## [EXTRAIT DU TEXTE]
________________________

Au Théâtre Hébertot, Thierry Harcourt exhume Pauvre Bitos, une pièce de Jean Anouilh, en revendiquant son incroyable modernité. On peine à la trouver.
Créée en 1956 avec comme interprète Michel Bouquet, Pauvre Bitos ou le dîner de têtes de Jean Anouilh n’avait pas été remontée depuis 1967. Un oubli qu’on comprend en découvrant la mise en scène de Thierry Harcourt, dont le travail – certes maîtrisé – prolonge et, même, accentue par ses choix, la portée contre-révolutionnaire et réactionnaire du texte. Cette comédie, qualifiée de grinçante par l’auteur lui-même, se déroule dans une petite ville de province au début des années 50. Un aristocrate organise une soirée réunissant ses amis ainsi que Bitos, substitut du procureur se dévouant rigoureusement au travail d’épuration. Maxime de Jaucourt a choisi comme lieu – présenté lors des premiers dialogues par Maxime à l’un de ses acolytes – un ancien prieuré dont il a hérité. Cet espace ayant accueilli des Jacobins en 1792 ; le tribunal révolutionnaire local en 1793 ; Maxime va le vendre pour le voir transformé en garage. On saisit d’emblée la mise à mort symbolique de la Révolution proposée, qui se redouble d’une autre. Car le dîner – pour lequel six des convives sont dans la confidence – n’est fomenté que pour se payer la tête et occire symboliquement le fameux Bitos, zélé épurateur. En trois actes bavards et parfois un peu confus où se déploie le théâtre dans le théâtre ; où les positions s’expriment et se confrontent dans des dialogues affûtés ; la pièce raconte comment cette soirée bascule. Car les choses ne se passeront pas tout à fait comme Maxime l’a prévu… Et Bitos repartira certes amoché, mais échappant pour partie à l’humiliation prévue. Ce n’est pas le bourreau attendu que l’on découvre, mais une victime qui suscite même de la compassion. Le sacrifice avorté de Bitos met au jour la cruauté de certains des autres personnages et réunit tout ce petit monde dans une même aptitude aux bassesses, faiblesses, lâchetés, compromissions.
Sur un plateau donnant à voir le fond de scène et avec pour décor essentiel la table du dîner et quelques fauteuils aux tons écrus, les invités arrivent progressivement. Toutes et tous se sont grimés le visage, coiffés de perruques luxuriantes et ont préparé leur rôle (il y a Saint-Just, Mirabeau, Marie-Antoinette, Lucile Desmoulins, Danton, Camille Desmoulins). Bitos, qui arrive le dernier, signale déjà par son entrée son ridicule et son inadéquation aux codes du monde qu’il rejoint : ne connaissant pas l’usage du « dîner de têtes », l’homme s’est intégralement costumé en Robespierre. Sa tenue, dont le satiné des matières comme les couleurs accentuent le maniérisme, dit déjà son ridicule et tranche avec le chic des smokings et des robes de soirée. Interprété par Maxime d’Aboville, Bitos est de loin le personnage le plus petit et fluet. Sa fragilité physique est surlignée par l’adoption d’une voix légèrement de fausset aux dérapages dans les aigus fréquents, et au ton aussi ampoulé qu’affecté. C’est un enfant, pas vraiment un homme. C’est, donc, dans ce monde aux codes virils et sexistes un impuissant qui mérite le mépris suscité.

________________________

## [CONSIGNE A]
Mettez en anglais cette phrase de la critique de Pauvre Bitos : « C’est un enfant, pas vraiment un homme. »

________________________

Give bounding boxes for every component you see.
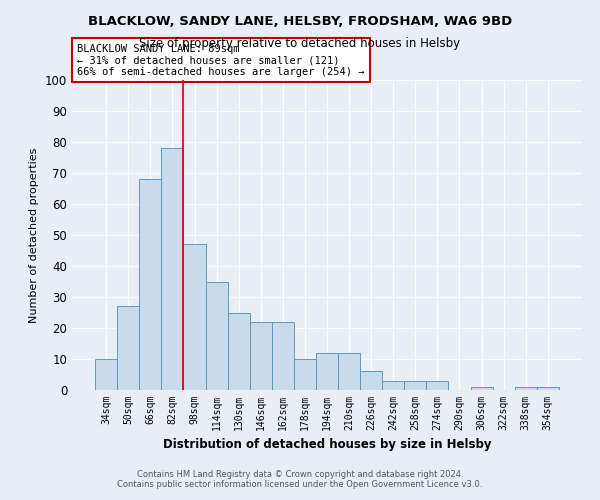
Bar: [404, 380, 427, 390]
Bar: [360, 372, 382, 390]
Bar: [294, 359, 316, 390]
Text: BLACKLOW, SANDY LANE, HELSBY, FRODSHAM, WA6 9BD: BLACKLOW, SANDY LANE, HELSBY, FRODSHAM, …: [88, 15, 512, 28]
Bar: [382, 380, 404, 390]
Bar: [139, 179, 161, 390]
Bar: [227, 312, 250, 390]
Bar: [470, 387, 493, 390]
Bar: [272, 322, 294, 390]
Bar: [427, 380, 448, 390]
X-axis label: Distribution of detached houses by size in Helsby: Distribution of detached houses by size …: [163, 438, 491, 452]
Bar: [117, 306, 139, 390]
Bar: [515, 387, 537, 390]
Text: BLACKLOW SANDY LANE: 89sqm
← 31% of detached houses are smaller (121)
66% of sem: BLACKLOW SANDY LANE: 89sqm ← 31% of deta…: [77, 44, 365, 77]
Text: Contains HM Land Registry data © Crown copyright and database right 2024.
Contai: Contains HM Land Registry data © Crown c…: [118, 470, 482, 489]
Text: Size of property relative to detached houses in Helsby: Size of property relative to detached ho…: [139, 38, 461, 51]
Bar: [184, 244, 206, 390]
Bar: [161, 148, 184, 390]
Bar: [95, 359, 117, 390]
Bar: [537, 387, 559, 390]
Y-axis label: Number of detached properties: Number of detached properties: [29, 148, 40, 322]
Bar: [316, 353, 338, 390]
Bar: [206, 282, 227, 390]
Bar: [250, 322, 272, 390]
Bar: [338, 353, 360, 390]
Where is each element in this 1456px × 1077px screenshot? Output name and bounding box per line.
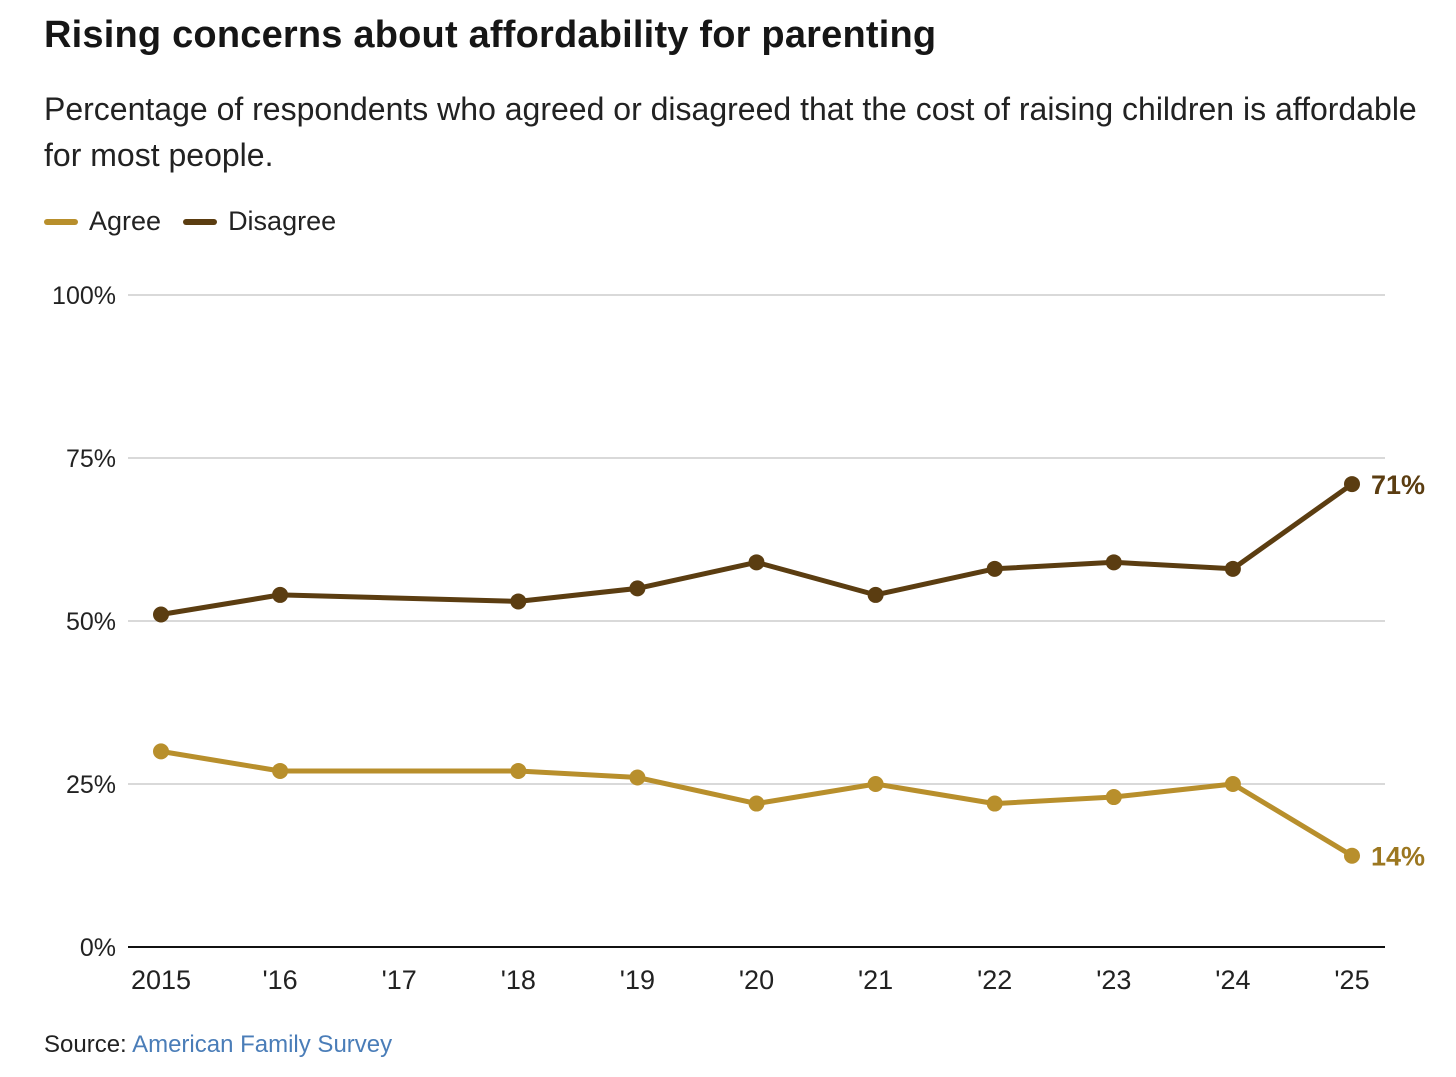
data-point-disagree-2018 — [510, 593, 527, 610]
x-tick-label-2015: 2015 — [131, 965, 191, 995]
x-tick-label-2025: '25 — [1334, 965, 1369, 995]
series-line-disagree — [158, 481, 1355, 617]
chart-title: Rising concerns about affordability for … — [44, 14, 937, 56]
data-point-disagree-2023 — [1105, 554, 1122, 571]
data-point-agree-2022 — [986, 795, 1003, 812]
x-tick-label-2021: '21 — [858, 965, 893, 995]
series-line-agree — [158, 748, 1355, 859]
x-tick-label-2024: '24 — [1215, 965, 1250, 995]
data-point-disagree-2021 — [867, 586, 884, 603]
legend: Agree Disagree — [44, 206, 358, 237]
data-point-disagree-2022 — [986, 560, 1003, 577]
data-point-agree-2025 — [1344, 847, 1360, 864]
x-tick-label-2022: '22 — [977, 965, 1012, 995]
source-note: Source: American Family Survey — [44, 1031, 392, 1059]
data-point-disagree-2024 — [1224, 560, 1241, 577]
x-tick-label-2020: '20 — [739, 965, 774, 995]
data-point-disagree-2019 — [629, 580, 646, 597]
data-point-disagree-2015 — [153, 606, 169, 623]
chart-subtitle: Percentage of respondents who agreed or … — [44, 91, 1417, 173]
data-point-agree-2023 — [1105, 789, 1122, 806]
x-tick-label-2023: '23 — [1096, 965, 1131, 995]
y-tick-label-0: 0% — [80, 934, 116, 962]
x-tick-label-2019: '19 — [620, 965, 655, 995]
data-point-disagree-2016 — [272, 586, 289, 603]
source-prefix: Source: — [44, 1031, 127, 1058]
y-tick-label-25: 25% — [66, 771, 116, 799]
data-point-agree-2018 — [510, 762, 527, 779]
end-label-disagree: 71% — [1371, 470, 1425, 500]
y-tick-label-50: 50% — [66, 608, 116, 636]
y-tick-label-100: 100% — [52, 282, 116, 310]
source-link[interactable]: American Family Survey — [132, 1031, 393, 1058]
data-point-agree-2020 — [748, 795, 765, 812]
legend-swatch-disagree — [183, 218, 218, 225]
x-tick-label-2016: '16 — [263, 965, 298, 995]
legend-label-agree: Agree — [89, 206, 162, 236]
data-point-agree-2015 — [153, 743, 169, 760]
x-tick-label-2018: '18 — [501, 965, 536, 995]
legend-item-agree: Agree — [44, 206, 161, 237]
data-point-agree-2016 — [272, 762, 289, 779]
legend-swatch-agree — [44, 218, 78, 225]
legend-label-disagree: Disagree — [228, 206, 337, 236]
data-point-agree-2021 — [867, 776, 884, 792]
data-point-disagree-2020 — [748, 554, 765, 571]
y-tick-label-75: 75% — [66, 445, 116, 473]
data-point-agree-2024 — [1224, 776, 1241, 792]
data-point-disagree-2025 — [1344, 476, 1360, 493]
end-label-agree: 14% — [1371, 842, 1425, 872]
legend-item-disagree: Disagree — [183, 206, 336, 237]
x-tick-label-2017: '17 — [382, 965, 417, 995]
data-point-agree-2019 — [629, 769, 646, 786]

________________________

## [CONSIGNE B]
Réécrivez les lignes des enregistrements situées entre celle qui contient « data-point-disagree-2018 — [510, 593, 527, 610] » et celle qui contient « data-point-disagree-2022 — [986, 560, 1003, 577] », incluses, en remplaçant « chart-title » par « titre-graphique » et en laissant tout le reste tel quel.

## [BONNE RÉPONSE A]
He is a child, not really a man.

## [BONNE RÉPONSE B]
data-point-disagree-2018 — [510, 593, 527, 610]
x-tick-label-2015: 2015 — [131, 965, 191, 995]
x-tick-label-2025: '25 — [1334, 965, 1369, 995]
series-line-disagree — [158, 481, 1355, 617]
titre-graphique: Rising concerns about affordability for … — [44, 14, 937, 56]
data-point-disagree-2023 — [1105, 554, 1122, 571]
data-point-agree-2022 — [986, 795, 1003, 812]
x-tick-label-2021: '21 — [858, 965, 893, 995]
series-line-agree — [158, 748, 1355, 859]
x-tick-label-2024: '24 — [1215, 965, 1250, 995]
data-point-disagree-2021 — [867, 586, 884, 603]
legend: Agree Disagree — [44, 206, 358, 237]
data-point-disagree-2022 — [986, 560, 1003, 577]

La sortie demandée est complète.